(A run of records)
################

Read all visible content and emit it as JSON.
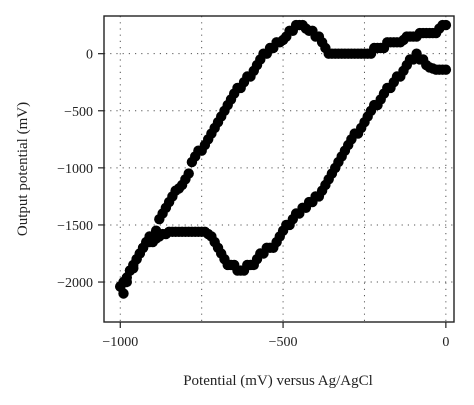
{
  "chart_data": {
    "type": "scatter",
    "xlabel": "Potential (mV) versus Ag/AgCl",
    "ylabel": "Output potential (mV)",
    "xlim": [
      -1050,
      25
    ],
    "ylim": [
      -2350,
      330
    ],
    "x_ticks": [
      -1000,
      -500,
      0
    ],
    "y_ticks": [
      -2000,
      -1500,
      -1000,
      -500,
      0
    ],
    "x_tick_labels": [
      "−1000",
      "−500",
      "0"
    ],
    "y_tick_labels": [
      "−2000",
      "−1500",
      "−1000",
      "−500",
      "0"
    ],
    "x_grid": [
      -1000,
      -750,
      -500,
      -250,
      0
    ],
    "y_grid": [
      -2000,
      -1500,
      -1000,
      -500,
      0
    ],
    "grid": "dotted",
    "marker_color": "#000000",
    "series": [
      {
        "x": [
          -1000,
          -990,
          -980,
          -970,
          -960,
          -950,
          -940,
          -930,
          -920,
          -910,
          -900,
          -890,
          -880,
          -870,
          -860,
          -850,
          -840,
          -830,
          -820,
          -810,
          -800,
          -790,
          -780,
          -770,
          -760,
          -750,
          -740,
          -730,
          -720,
          -710,
          -700,
          -690,
          -680,
          -670,
          -660,
          -650,
          -640,
          -630,
          -620,
          -610,
          -600,
          -590,
          -580,
          -570,
          -560,
          -550,
          -540,
          -530,
          -520,
          -510,
          -500,
          -490,
          -480,
          -470,
          -460,
          -450,
          -440,
          -430,
          -420,
          -410,
          -400,
          -390,
          -380,
          -370,
          -360,
          -350,
          -340,
          -330,
          -320,
          -310,
          -300,
          -290,
          -280,
          -270,
          -260,
          -250,
          -240,
          -230,
          -220,
          -210,
          -200,
          -190,
          -180,
          -170,
          -160,
          -150,
          -140,
          -130,
          -120,
          -110,
          -100,
          -90,
          -80,
          -70,
          -60,
          -50,
          -40,
          -30,
          -20,
          -10,
          0
        ],
        "y": [
          -2040,
          -2100,
          -2000,
          -1900,
          -1880,
          -1800,
          -1750,
          -1700,
          -1650,
          -1600,
          -1600,
          -1550,
          -1450,
          -1400,
          -1350,
          -1300,
          -1250,
          -1200,
          -1180,
          -1150,
          -1100,
          -1050,
          -950,
          -900,
          -850,
          -850,
          -800,
          -750,
          -700,
          -650,
          -600,
          -550,
          -500,
          -450,
          -400,
          -350,
          -300,
          -300,
          -250,
          -200,
          -200,
          -150,
          -100,
          -50,
          0,
          0,
          50,
          50,
          100,
          100,
          120,
          150,
          200,
          200,
          250,
          250,
          250,
          220,
          200,
          200,
          150,
          150,
          100,
          50,
          0,
          0,
          0,
          0,
          0,
          0,
          0,
          0,
          0,
          0,
          0,
          0,
          0,
          0,
          50,
          50,
          50,
          50,
          100,
          100,
          100,
          100,
          100,
          120,
          150,
          150,
          150,
          150,
          180,
          180,
          180,
          180,
          180,
          180,
          220,
          250,
          250
        ]
      },
      {
        "x": [
          -1000,
          -990,
          -980,
          -970,
          -960,
          -950,
          -940,
          -930,
          -920,
          -910,
          -900,
          -890,
          -880,
          -870,
          -860,
          -850,
          -840,
          -830,
          -820,
          -810,
          -800,
          -790,
          -780,
          -770,
          -760,
          -750,
          -740,
          -730,
          -720,
          -710,
          -700,
          -690,
          -680,
          -670,
          -660,
          -650,
          -640,
          -630,
          -620,
          -610,
          -600,
          -590,
          -580,
          -570,
          -560,
          -550,
          -540,
          -530,
          -520,
          -510,
          -500,
          -490,
          -480,
          -470,
          -460,
          -450,
          -440,
          -430,
          -420,
          -410,
          -400,
          -390,
          -380,
          -370,
          -360,
          -350,
          -340,
          -330,
          -320,
          -310,
          -300,
          -290,
          -280,
          -270,
          -260,
          -250,
          -240,
          -230,
          -220,
          -210,
          -200,
          -190,
          -180,
          -170,
          -160,
          -150,
          -140,
          -130,
          -120,
          -110,
          -100,
          -90,
          -80,
          -70,
          -60,
          -50,
          -40,
          -30,
          -20,
          -10,
          0
        ],
        "y": [
          -2040,
          -2000,
          -1960,
          -1900,
          -1850,
          -1800,
          -1750,
          -1700,
          -1650,
          -1650,
          -1650,
          -1620,
          -1600,
          -1580,
          -1580,
          -1560,
          -1560,
          -1560,
          -1560,
          -1560,
          -1560,
          -1560,
          -1560,
          -1560,
          -1560,
          -1560,
          -1560,
          -1580,
          -1600,
          -1650,
          -1700,
          -1750,
          -1800,
          -1850,
          -1850,
          -1850,
          -1900,
          -1900,
          -1900,
          -1850,
          -1850,
          -1850,
          -1800,
          -1750,
          -1750,
          -1700,
          -1700,
          -1700,
          -1650,
          -1600,
          -1550,
          -1500,
          -1500,
          -1450,
          -1400,
          -1400,
          -1350,
          -1350,
          -1300,
          -1300,
          -1250,
          -1250,
          -1200,
          -1150,
          -1100,
          -1050,
          -1000,
          -950,
          -900,
          -850,
          -800,
          -750,
          -700,
          -700,
          -650,
          -600,
          -550,
          -500,
          -450,
          -450,
          -400,
          -350,
          -300,
          -300,
          -250,
          -200,
          -200,
          -150,
          -100,
          -50,
          -50,
          0,
          -50,
          -50,
          -100,
          -120,
          -130,
          -140,
          -140,
          -140,
          -140
        ]
      }
    ]
  }
}
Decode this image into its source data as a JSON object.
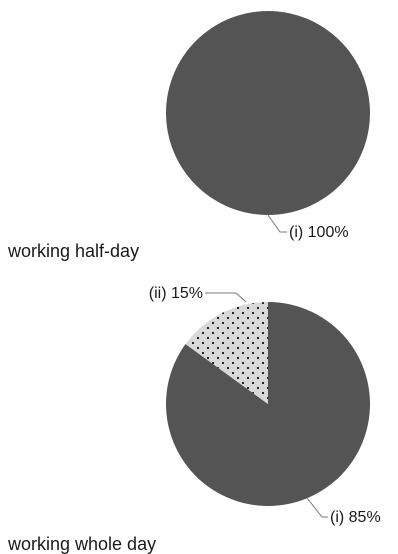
{
  "chart_data": [
    {
      "type": "pie",
      "title": "working half-day",
      "slices": [
        {
          "label": "(i)",
          "value": 100,
          "value_label": "100%",
          "color": "#545454",
          "pattern": "solid"
        }
      ]
    },
    {
      "type": "pie",
      "title": "working whole day",
      "slices": [
        {
          "label": "(i)",
          "value": 85,
          "value_label": "85%",
          "color": "#545454",
          "pattern": "solid"
        },
        {
          "label": "(ii)",
          "value": 15,
          "value_label": "15%",
          "color": "#d9d9d9",
          "pattern": "dotted"
        }
      ]
    }
  ]
}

################

The exercise:
Transcribe every entry word for word, but skip the pictures.

Correct result:
Read all visible content and emit it as JSON.
{
  "chart_data": {
    "type": "scatter",
    "xlabel": "Potential (mV) versus Ag/AgCl",
    "ylabel": "Output potential (mV)",
    "xlim": [
      -1050,
      25
    ],
    "ylim": [
      -2350,
      330
    ],
    "x_ticks": [
      -1000,
      -500,
      0
    ],
    "y_ticks": [
      -2000,
      -1500,
      -1000,
      -500,
      0
    ],
    "x_tick_labels": [
      "−1000",
      "−500",
      "0"
    ],
    "y_tick_labels": [
      "−2000",
      "−1500",
      "−1000",
      "−500",
      "0"
    ],
    "x_grid": [
      -1000,
      -750,
      -500,
      -250,
      0
    ],
    "y_grid": [
      -2000,
      -1500,
      -1000,
      -500,
      0
    ],
    "grid": "dotted",
    "marker_color": "#000000",
    "series": [
      {
        "x": [
          -1000,
          -990,
          -980,
          -970,
          -960,
          -950,
          -940,
          -930,
          -920,
          -910,
          -900,
          -890,
          -880,
          -870,
          -860,
          -850,
          -840,
          -830,
          -820,
          -810,
          -800,
          -790,
          -780,
          -770,
          -760,
          -750,
          -740,
          -730,
          -720,
          -710,
          -700,
          -690,
          -680,
          -670,
          -660,
          -650,
          -640,
          -630,
          -620,
          -610,
          -600,
          -590,
          -580,
          -570,
          -560,
          -550,
          -540,
          -530,
          -520,
          -510,
          -500,
          -490,
          -480,
          -470,
          -460,
          -450,
          -440,
          -430,
          -420,
          -410,
          -400,
          -390,
          -380,
          -370,
          -360,
          -350,
          -340,
          -330,
          -320,
          -310,
          -300,
          -290,
          -280,
          -270,
          -260,
          -250,
          -240,
          -230,
          -220,
          -210,
          -200,
          -190,
          -180,
          -170,
          -160,
          -150,
          -140,
          -130,
          -120,
          -110,
          -100,
          -90,
          -80,
          -70,
          -60,
          -50,
          -40,
          -30,
          -20,
          -10,
          0
        ],
        "y": [
          -2040,
          -2100,
          -2000,
          -1900,
          -1880,
          -1800,
          -1750,
          -1700,
          -1650,
          -1600,
          -1600,
          -1550,
          -1450,
          -1400,
          -1350,
          -1300,
          -1250,
          -1200,
          -1180,
          -1150,
          -1100,
          -1050,
          -950,
          -900,
          -850,
          -850,
          -800,
          -750,
          -700,
          -650,
          -600,
          -550,
          -500,
          -450,
          -400,
          -350,
          -300,
          -300,
          -250,
          -200,
          -200,
          -150,
          -100,
          -50,
          0,
          0,
          50,
          50,
          100,
          100,
          120,
          150,
          200,
          200,
          250,
          250,
          250,
          220,
          200,
          200,
          150,
          150,
          100,
          50,
          0,
          0,
          0,
          0,
          0,
          0,
          0,
          0,
          0,
          0,
          0,
          0,
          0,
          0,
          50,
          50,
          50,
          50,
          100,
          100,
          100,
          100,
          100,
          120,
          150,
          150,
          150,
          150,
          180,
          180,
          180,
          180,
          180,
          180,
          220,
          250,
          250
        ]
      },
      {
        "x": [
          -1000,
          -990,
          -980,
          -970,
          -960,
          -950,
          -940,
          -930,
          -920,
          -910,
          -900,
          -890,
          -880,
          -870,
          -860,
          -850,
          -840,
          -830,
          -820,
          -810,
          -800,
          -790,
          -780,
          -770,
          -760,
          -750,
          -740,
          -730,
          -720,
          -710,
          -700,
          -690,
          -680,
          -670,
          -660,
          -650,
          -640,
          -630,
          -620,
          -610,
          -600,
          -590,
          -580,
          -570,
          -560,
          -550,
          -540,
          -530,
          -520,
          -510,
          -500,
          -490,
          -480,
          -470,
          -460,
          -450,
          -440,
          -430,
          -420,
          -410,
          -400,
          -390,
          -380,
          -370,
          -360,
          -350,
          -340,
          -330,
          -320,
          -310,
          -300,
          -290,
          -280,
          -270,
          -260,
          -250,
          -240,
          -230,
          -220,
          -210,
          -200,
          -190,
          -180,
          -170,
          -160,
          -150,
          -140,
          -130,
          -120,
          -110,
          -100,
          -90,
          -80,
          -70,
          -60,
          -50,
          -40,
          -30,
          -20,
          -10,
          0
        ],
        "y": [
          -2040,
          -2000,
          -1960,
          -1900,
          -1850,
          -1800,
          -1750,
          -1700,
          -1650,
          -1650,
          -1650,
          -1620,
          -1600,
          -1580,
          -1580,
          -1560,
          -1560,
          -1560,
          -1560,
          -1560,
          -1560,
          -1560,
          -1560,
          -1560,
          -1560,
          -1560,
          -1560,
          -1580,
          -1600,
          -1650,
          -1700,
          -1750,
          -1800,
          -1850,
          -1850,
          -1850,
          -1900,
          -1900,
          -1900,
          -1850,
          -1850,
          -1850,
          -1800,
          -1750,
          -1750,
          -1700,
          -1700,
          -1700,
          -1650,
          -1600,
          -1550,
          -1500,
          -1500,
          -1450,
          -1400,
          -1400,
          -1350,
          -1350,
          -1300,
          -1300,
          -1250,
          -1250,
          -1200,
          -1150,
          -1100,
          -1050,
          -1000,
          -950,
          -900,
          -850,
          -800,
          -750,
          -700,
          -700,
          -650,
          -600,
          -550,
          -500,
          -450,
          -450,
          -400,
          -350,
          -300,
          -300,
          -250,
          -200,
          -200,
          -150,
          -100,
          -50,
          -50,
          0,
          -50,
          -50,
          -100,
          -120,
          -130,
          -140,
          -140,
          -140,
          -140
        ]
      }
    ]
  }
}
Decode this image into its source data as a JSON object.
{
  "chart_data": [
    {
      "type": "pie",
      "title": "working half-day",
      "slices": [
        {
          "label": "(i)",
          "value": 100,
          "value_label": "100%",
          "color": "#545454",
          "pattern": "solid"
        }
      ]
    },
    {
      "type": "pie",
      "title": "working whole day",
      "slices": [
        {
          "label": "(i)",
          "value": 85,
          "value_label": "85%",
          "color": "#545454",
          "pattern": "solid"
        },
        {
          "label": "(ii)",
          "value": 15,
          "value_label": "15%",
          "color": "#d9d9d9",
          "pattern": "dotted"
        }
      ]
    }
  ]
}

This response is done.